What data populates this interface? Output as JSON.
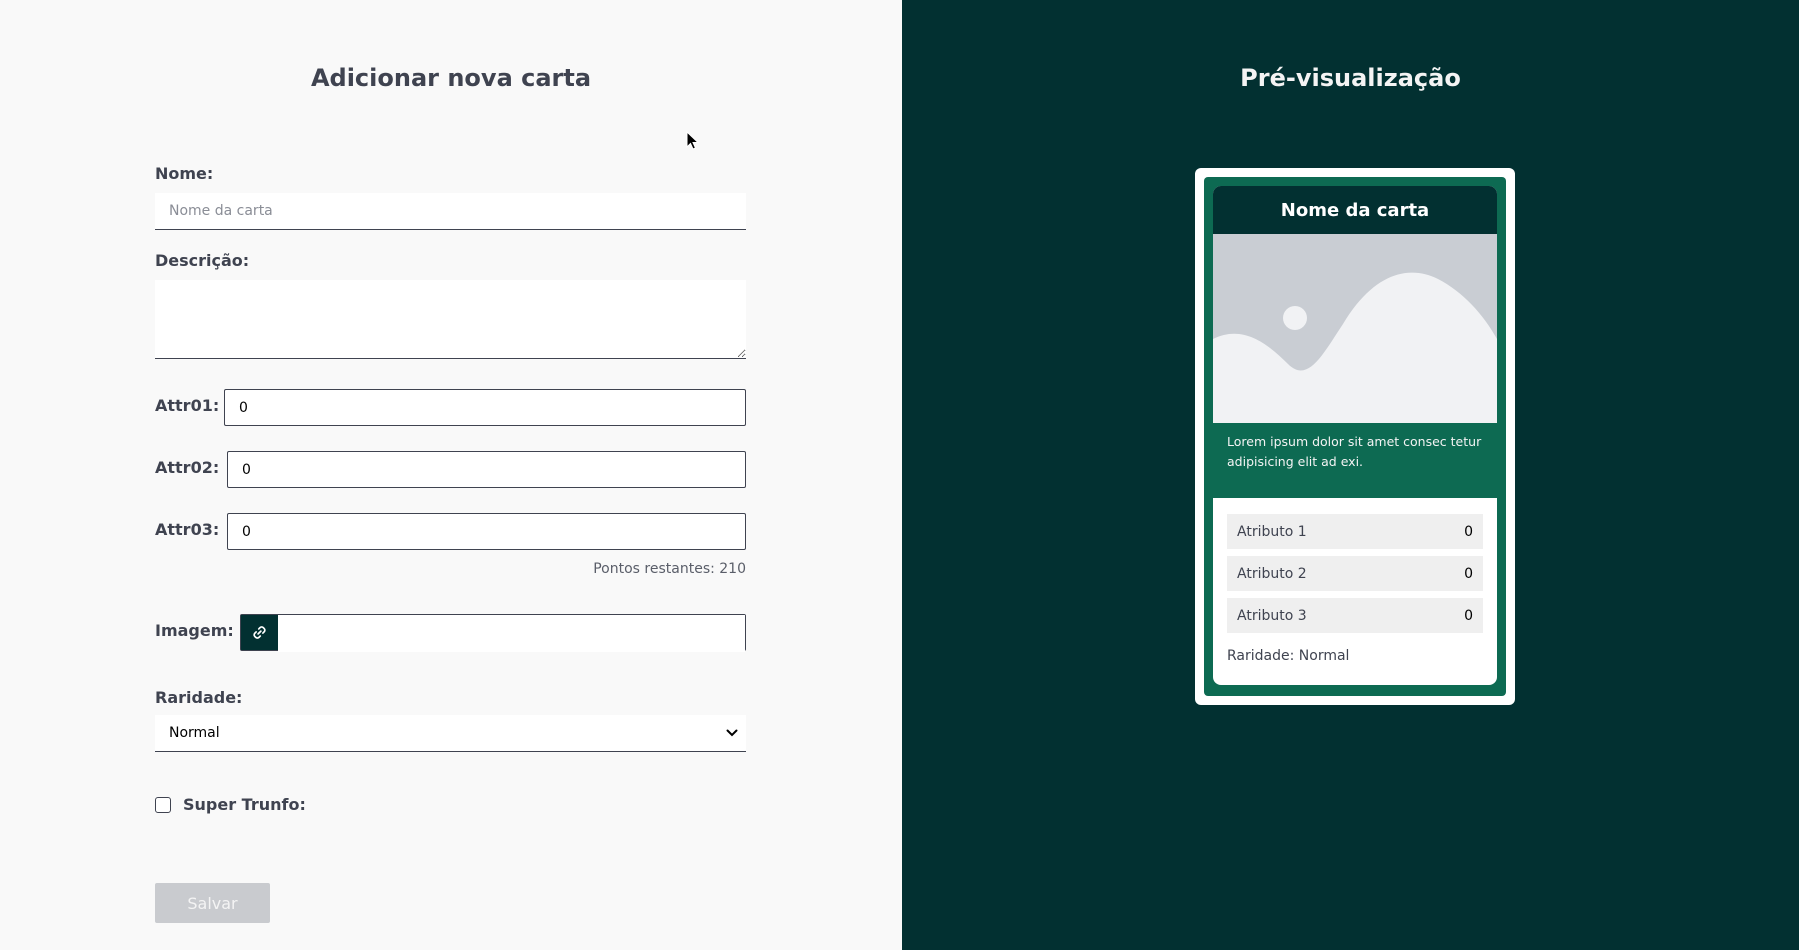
{
  "form": {
    "title": "Adicionar nova carta",
    "name_label": "Nome:",
    "name_placeholder": "Nome da carta",
    "name_value": "",
    "description_label": "Descrição:",
    "description_value": "",
    "attr1_label": "Attr01:",
    "attr1_value": "0",
    "attr2_label": "Attr02:",
    "attr2_value": "0",
    "attr3_label": "Attr03:",
    "attr3_value": "0",
    "points_remaining": "Pontos restantes: 210",
    "image_label": "Imagem:",
    "image_value": "",
    "rarity_label": "Raridade:",
    "rarity_selected": "Normal",
    "super_trunfo_label": "Super Trunfo:",
    "super_trunfo_checked": false,
    "save_label": "Salvar"
  },
  "preview": {
    "title": "Pré-visualização",
    "card_name": "Nome da carta",
    "card_description": "Lorem ipsum dolor sit amet consec tetur adipisicing elit ad exi.",
    "attributes": [
      {
        "label": "Atributo 1",
        "value": "0"
      },
      {
        "label": "Atributo 2",
        "value": "0"
      },
      {
        "label": "Atributo 3",
        "value": "0"
      }
    ],
    "rarity_text": "Raridade: Normal"
  },
  "colors": {
    "left_bg": "#f9f9f9",
    "right_bg": "#023031",
    "card_green": "#0d6a52",
    "text_dark": "#3f4350"
  }
}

____________________

Exercise task
Extract all the entries word for word; omit any pictures.

Solution below
What data populates this interface? Output as JSON.
{
  "form": {
    "title": "Adicionar nova carta",
    "name_label": "Nome:",
    "name_placeholder": "Nome da carta",
    "name_value": "",
    "description_label": "Descrição:",
    "description_value": "",
    "attr1_label": "Attr01:",
    "attr1_value": "0",
    "attr2_label": "Attr02:",
    "attr2_value": "0",
    "attr3_label": "Attr03:",
    "attr3_value": "0",
    "points_remaining": "Pontos restantes: 210",
    "image_label": "Imagem:",
    "image_value": "",
    "rarity_label": "Raridade:",
    "rarity_selected": "Normal",
    "super_trunfo_label": "Super Trunfo:",
    "super_trunfo_checked": false,
    "save_label": "Salvar"
  },
  "preview": {
    "title": "Pré-visualização",
    "card_name": "Nome da carta",
    "card_description": "Lorem ipsum dolor sit amet consec tetur adipisicing elit ad exi.",
    "attributes": [
      {
        "label": "Atributo 1",
        "value": "0"
      },
      {
        "label": "Atributo 2",
        "value": "0"
      },
      {
        "label": "Atributo 3",
        "value": "0"
      }
    ],
    "rarity_text": "Raridade: Normal"
  },
  "colors": {
    "left_bg": "#f9f9f9",
    "right_bg": "#023031",
    "card_green": "#0d6a52",
    "text_dark": "#3f4350"
  }
}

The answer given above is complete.